> **WRITTEN INSTRUCTION**: Can you reproduce the data beneath, keeping every line exact?

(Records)
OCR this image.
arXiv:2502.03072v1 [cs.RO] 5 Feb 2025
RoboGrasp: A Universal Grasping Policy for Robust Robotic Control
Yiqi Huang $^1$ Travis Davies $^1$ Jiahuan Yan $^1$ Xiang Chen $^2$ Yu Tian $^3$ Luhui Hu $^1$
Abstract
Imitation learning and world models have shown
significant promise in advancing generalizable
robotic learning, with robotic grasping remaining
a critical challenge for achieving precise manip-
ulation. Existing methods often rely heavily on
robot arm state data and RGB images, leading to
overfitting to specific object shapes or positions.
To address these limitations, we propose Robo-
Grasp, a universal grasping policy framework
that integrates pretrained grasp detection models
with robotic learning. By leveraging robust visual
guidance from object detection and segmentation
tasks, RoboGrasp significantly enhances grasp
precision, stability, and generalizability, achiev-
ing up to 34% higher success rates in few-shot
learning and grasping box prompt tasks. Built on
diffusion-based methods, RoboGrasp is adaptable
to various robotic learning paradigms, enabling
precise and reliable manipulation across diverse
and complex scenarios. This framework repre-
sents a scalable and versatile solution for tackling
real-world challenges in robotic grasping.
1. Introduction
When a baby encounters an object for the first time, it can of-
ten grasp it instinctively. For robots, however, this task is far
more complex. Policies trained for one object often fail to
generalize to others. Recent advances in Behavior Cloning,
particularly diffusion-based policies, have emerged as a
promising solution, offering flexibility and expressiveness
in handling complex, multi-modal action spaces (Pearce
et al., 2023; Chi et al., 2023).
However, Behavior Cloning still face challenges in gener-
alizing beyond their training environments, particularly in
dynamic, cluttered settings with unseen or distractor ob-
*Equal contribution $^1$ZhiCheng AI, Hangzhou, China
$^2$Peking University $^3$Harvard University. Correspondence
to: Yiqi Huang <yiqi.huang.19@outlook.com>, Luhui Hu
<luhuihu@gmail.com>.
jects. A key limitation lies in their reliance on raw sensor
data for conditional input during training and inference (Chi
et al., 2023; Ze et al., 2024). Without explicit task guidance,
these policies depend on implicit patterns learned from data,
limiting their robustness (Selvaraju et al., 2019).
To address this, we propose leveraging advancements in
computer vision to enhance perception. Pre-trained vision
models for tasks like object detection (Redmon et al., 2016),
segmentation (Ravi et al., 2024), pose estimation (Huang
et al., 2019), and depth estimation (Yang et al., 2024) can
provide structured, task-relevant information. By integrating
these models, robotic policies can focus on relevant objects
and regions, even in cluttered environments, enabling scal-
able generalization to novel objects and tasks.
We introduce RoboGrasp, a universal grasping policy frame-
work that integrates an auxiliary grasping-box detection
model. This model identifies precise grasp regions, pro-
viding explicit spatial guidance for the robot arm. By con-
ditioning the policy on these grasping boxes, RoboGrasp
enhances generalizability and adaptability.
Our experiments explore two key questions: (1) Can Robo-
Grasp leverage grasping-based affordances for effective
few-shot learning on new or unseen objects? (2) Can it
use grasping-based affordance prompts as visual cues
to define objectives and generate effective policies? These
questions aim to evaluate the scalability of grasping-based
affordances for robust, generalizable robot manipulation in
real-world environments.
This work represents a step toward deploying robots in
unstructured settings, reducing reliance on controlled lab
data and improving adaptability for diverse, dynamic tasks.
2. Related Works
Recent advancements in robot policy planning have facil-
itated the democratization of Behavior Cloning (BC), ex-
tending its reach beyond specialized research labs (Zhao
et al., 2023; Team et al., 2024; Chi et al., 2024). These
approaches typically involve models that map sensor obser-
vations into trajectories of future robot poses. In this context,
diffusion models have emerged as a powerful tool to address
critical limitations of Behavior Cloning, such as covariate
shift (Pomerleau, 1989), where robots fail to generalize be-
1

> **FINISHED EXERCISE**:
OCR this image.
arXiv:2502.03072v1 [cs.RO] 5 Feb 2025
RoboGrasp: A Universal Grasping Policy for Robust Robotic Control
Yiqi Huang $^1$ Travis Davies $^1$ Jiahuan Yan $^1$ Xiang Chen $^2$ Yu Tian $^3$ Luhui Hu $^1$
Abstract
Imitation learning and world models have shown
significant promise in advancing generalizable
robotic learning, with robotic grasping remaining
a critical challenge for achieving precise manip-
ulation. Existing methods often rely heavily on
robot arm state data and RGB images, leading to
overfitting to specific object shapes or positions.
To address these limitations, we propose Robo-
Grasp, a universal grasping policy framework
that integrates pretrained grasp detection models
with robotic learning. By leveraging robust visual
guidance from object detection and segmentation
tasks, RoboGrasp significantly enhances grasp
precision, stability, and generalizability, achiev-
ing up to 34% higher success rates in few-shot
learning and grasping box prompt tasks. Built on
diffusion-based methods, RoboGrasp is adaptable
to various robotic learning paradigms, enabling
precise and reliable manipulation across diverse
and complex scenarios. This framework repre-
sents a scalable and versatile solution for tackling
real-world challenges in robotic grasping.
1. Introduction
When a baby encounters an object for the first time, it can of-
ten grasp it instinctively. For robots, however, this task is far
more complex. Policies trained for one object often fail to
generalize to others. Recent advances in Behavior Cloning,
particularly diffusion-based policies, have emerged as a
promising solution, offering flexibility and expressiveness
in handling complex, multi-modal action spaces (Pearce
et al., 2023; Chi et al., 2023).
However, Behavior Cloning still face challenges in gener-
alizing beyond their training environments, particularly in
dynamic, cluttered settings with unseen or distractor ob-
*Equal contribution $^1$ZhiCheng AI, Hangzhou, China
$^2$Peking University $^3$Harvard University. Correspondence
to: Yiqi Huang <yiqi.huang.19@outlook.com>, Luhui Hu
<luhuihu@gmail.com>.
jects. A key limitation lies in their reliance on raw sensor
data for conditional input during training and inference (Chi
et al., 2023; Ze et al., 2024). Without explicit task guidance,
these policies depend on implicit patterns learned from data,
limiting their robustness (Selvaraju et al., 2019).
To address this, we propose leveraging advancements in
computer vision to enhance perception. Pre-trained vision
models for tasks like object detection (Redmon et al., 2016),
segmentation (Ravi et al., 2024), pose estimation (Huang
et al., 2019), and depth estimation (Yang et al., 2024) can
provide structured, task-relevant information. By integrating
these models, robotic policies can focus on relevant objects
and regions, even in cluttered environments, enabling scal-
able generalization to novel objects and tasks.
We introduce RoboGrasp, a universal grasping policy frame-
work that integrates an auxiliary grasping-box detection
model. This model identifies precise grasp regions, pro-
viding explicit spatial guidance for the robot arm. By con-
ditioning the policy on these grasping boxes, RoboGrasp
enhances generalizability and adaptability.
Our experiments explore two key questions: (1) Can Robo-
Grasp leverage grasping-based affordances for effective
few-shot learning on new or unseen objects? (2) Can it
use grasping-based affordance prompts as visual cues
to define objectives and generate effective policies? These
questions aim to evaluate the scalability of grasping-based
affordances for robust, generalizable robot manipulation in
real-world environments.
This work represents a step toward deploying robots in
unstructured settings, reducing reliance on controlled lab
data and improving adaptability for diverse, dynamic tasks.
2. Related Works
Recent advancements in robot policy planning have facil-
itated the democratization of Behavior Cloning (BC), ex-
tending its reach beyond specialized research labs (Zhao
et al., 2023; Team et al., 2024; Chi et al., 2024). These
approaches typically involve models that map sensor obser-
vations into trajectories of future robot poses. In this context,
diffusion models have emerged as a powerful tool to address
critical limitations of Behavior Cloning, such as covariate
shift (Pomerleau, 1989), where robots fail to generalize be-
1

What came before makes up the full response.